● **Dataset entries**:
⟨

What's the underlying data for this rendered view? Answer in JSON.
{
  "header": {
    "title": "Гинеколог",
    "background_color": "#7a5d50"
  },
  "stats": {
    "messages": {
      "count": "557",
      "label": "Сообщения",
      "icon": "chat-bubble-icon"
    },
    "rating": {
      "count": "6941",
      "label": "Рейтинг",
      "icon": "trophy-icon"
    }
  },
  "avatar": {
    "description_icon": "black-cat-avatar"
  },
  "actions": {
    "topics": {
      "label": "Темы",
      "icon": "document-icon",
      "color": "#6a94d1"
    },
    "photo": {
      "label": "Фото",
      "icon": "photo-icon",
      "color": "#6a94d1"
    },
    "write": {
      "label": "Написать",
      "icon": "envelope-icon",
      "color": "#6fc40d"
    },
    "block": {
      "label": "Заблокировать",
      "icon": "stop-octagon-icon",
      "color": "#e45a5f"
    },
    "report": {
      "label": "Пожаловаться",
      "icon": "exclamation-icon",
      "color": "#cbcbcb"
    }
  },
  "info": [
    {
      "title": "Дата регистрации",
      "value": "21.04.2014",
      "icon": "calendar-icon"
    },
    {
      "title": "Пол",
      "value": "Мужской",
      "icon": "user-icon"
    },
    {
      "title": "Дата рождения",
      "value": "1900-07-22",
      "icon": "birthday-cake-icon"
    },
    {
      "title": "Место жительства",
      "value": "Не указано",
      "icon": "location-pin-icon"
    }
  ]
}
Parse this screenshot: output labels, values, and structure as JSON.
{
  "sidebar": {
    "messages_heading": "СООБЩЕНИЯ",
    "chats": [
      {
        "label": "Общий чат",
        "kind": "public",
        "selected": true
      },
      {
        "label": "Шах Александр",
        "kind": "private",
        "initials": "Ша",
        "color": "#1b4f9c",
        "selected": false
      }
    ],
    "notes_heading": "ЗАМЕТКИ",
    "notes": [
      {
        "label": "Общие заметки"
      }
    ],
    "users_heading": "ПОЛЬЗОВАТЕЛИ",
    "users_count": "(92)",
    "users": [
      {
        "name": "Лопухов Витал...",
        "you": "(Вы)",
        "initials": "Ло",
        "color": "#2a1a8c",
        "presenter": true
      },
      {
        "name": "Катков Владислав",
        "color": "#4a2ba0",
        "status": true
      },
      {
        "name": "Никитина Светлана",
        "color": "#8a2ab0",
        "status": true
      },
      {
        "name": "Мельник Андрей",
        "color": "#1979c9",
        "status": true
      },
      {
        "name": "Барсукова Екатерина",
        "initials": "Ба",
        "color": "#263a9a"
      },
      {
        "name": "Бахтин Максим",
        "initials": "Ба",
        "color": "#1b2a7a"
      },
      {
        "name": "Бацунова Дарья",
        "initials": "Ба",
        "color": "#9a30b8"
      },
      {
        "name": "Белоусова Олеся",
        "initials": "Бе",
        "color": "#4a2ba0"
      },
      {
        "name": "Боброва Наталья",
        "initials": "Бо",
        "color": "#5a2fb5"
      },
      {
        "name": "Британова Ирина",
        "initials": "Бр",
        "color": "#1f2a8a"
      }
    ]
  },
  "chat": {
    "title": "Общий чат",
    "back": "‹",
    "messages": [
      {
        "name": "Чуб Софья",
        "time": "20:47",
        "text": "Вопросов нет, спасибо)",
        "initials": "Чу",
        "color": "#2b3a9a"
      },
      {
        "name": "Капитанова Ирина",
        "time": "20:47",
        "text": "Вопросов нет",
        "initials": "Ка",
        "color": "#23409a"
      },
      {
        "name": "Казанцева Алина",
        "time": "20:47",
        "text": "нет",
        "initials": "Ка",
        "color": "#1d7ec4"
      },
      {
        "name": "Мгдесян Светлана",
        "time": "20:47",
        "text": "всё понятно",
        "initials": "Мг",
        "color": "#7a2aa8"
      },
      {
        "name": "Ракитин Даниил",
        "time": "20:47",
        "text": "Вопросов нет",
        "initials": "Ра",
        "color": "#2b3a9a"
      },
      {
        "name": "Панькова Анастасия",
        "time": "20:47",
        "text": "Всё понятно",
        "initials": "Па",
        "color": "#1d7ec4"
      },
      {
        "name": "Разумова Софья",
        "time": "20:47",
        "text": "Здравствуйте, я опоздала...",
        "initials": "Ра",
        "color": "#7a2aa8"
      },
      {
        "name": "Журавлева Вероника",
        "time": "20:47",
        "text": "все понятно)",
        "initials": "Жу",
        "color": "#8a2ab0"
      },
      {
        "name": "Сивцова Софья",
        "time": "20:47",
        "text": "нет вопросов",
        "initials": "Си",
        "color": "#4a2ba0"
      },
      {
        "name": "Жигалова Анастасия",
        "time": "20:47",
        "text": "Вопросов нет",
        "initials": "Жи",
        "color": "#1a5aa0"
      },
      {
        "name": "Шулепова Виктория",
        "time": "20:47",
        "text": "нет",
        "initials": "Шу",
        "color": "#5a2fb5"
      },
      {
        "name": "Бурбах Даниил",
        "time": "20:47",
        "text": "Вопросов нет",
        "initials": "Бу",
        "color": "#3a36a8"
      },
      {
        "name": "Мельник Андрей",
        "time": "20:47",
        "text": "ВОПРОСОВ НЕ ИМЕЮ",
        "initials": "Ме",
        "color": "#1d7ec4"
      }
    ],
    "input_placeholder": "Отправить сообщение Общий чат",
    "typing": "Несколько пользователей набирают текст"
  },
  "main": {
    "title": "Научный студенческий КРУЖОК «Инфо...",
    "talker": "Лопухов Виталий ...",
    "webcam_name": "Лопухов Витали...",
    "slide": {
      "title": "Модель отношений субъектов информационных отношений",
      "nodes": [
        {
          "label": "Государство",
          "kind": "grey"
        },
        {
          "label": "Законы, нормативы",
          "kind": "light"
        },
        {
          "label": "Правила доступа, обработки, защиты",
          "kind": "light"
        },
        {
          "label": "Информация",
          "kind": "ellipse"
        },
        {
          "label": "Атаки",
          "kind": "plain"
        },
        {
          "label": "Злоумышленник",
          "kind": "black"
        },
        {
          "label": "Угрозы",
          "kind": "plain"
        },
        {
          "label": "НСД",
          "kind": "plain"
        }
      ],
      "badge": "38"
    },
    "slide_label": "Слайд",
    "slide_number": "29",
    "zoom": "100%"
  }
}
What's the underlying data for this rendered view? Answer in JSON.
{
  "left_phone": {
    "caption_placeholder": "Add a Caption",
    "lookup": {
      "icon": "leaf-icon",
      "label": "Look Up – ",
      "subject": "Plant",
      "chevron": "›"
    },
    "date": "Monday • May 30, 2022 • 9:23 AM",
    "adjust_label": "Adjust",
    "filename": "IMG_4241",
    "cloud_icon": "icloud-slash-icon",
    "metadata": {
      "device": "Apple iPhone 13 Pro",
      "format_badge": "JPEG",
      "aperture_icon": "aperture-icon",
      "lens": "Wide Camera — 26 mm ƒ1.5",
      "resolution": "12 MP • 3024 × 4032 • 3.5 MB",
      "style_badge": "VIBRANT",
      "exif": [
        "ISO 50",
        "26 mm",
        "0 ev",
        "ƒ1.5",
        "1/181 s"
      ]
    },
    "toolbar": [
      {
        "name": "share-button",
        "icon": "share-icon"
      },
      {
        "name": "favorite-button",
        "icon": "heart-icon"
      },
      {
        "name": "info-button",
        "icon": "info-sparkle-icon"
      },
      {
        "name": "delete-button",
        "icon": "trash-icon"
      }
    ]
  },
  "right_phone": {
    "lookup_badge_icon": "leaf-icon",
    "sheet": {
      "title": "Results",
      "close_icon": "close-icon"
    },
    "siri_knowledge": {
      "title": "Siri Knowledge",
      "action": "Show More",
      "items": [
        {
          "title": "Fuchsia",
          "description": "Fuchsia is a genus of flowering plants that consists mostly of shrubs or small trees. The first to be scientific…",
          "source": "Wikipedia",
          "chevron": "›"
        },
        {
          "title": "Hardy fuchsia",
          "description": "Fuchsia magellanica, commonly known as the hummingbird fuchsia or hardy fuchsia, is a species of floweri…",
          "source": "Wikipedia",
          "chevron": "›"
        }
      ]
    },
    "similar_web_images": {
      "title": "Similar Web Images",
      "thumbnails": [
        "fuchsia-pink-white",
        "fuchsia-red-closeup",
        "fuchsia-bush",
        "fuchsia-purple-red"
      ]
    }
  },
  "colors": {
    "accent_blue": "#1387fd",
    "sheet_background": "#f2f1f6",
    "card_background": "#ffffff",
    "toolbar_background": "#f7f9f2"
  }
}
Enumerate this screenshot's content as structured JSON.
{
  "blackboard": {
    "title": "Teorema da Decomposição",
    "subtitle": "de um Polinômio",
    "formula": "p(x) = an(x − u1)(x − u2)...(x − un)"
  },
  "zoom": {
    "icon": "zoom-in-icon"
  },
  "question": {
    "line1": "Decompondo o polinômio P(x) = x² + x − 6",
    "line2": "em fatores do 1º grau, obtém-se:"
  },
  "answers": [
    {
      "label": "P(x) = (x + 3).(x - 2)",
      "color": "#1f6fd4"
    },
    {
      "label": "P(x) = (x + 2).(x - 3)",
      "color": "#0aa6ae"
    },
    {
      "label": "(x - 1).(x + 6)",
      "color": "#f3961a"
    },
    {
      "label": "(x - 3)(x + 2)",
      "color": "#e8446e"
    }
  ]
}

⟩

Copy out every line that includes the word "Дата".

● **Solution to the problem**:
      "title": "Дата регистрации",
      "title": "Дата рождения",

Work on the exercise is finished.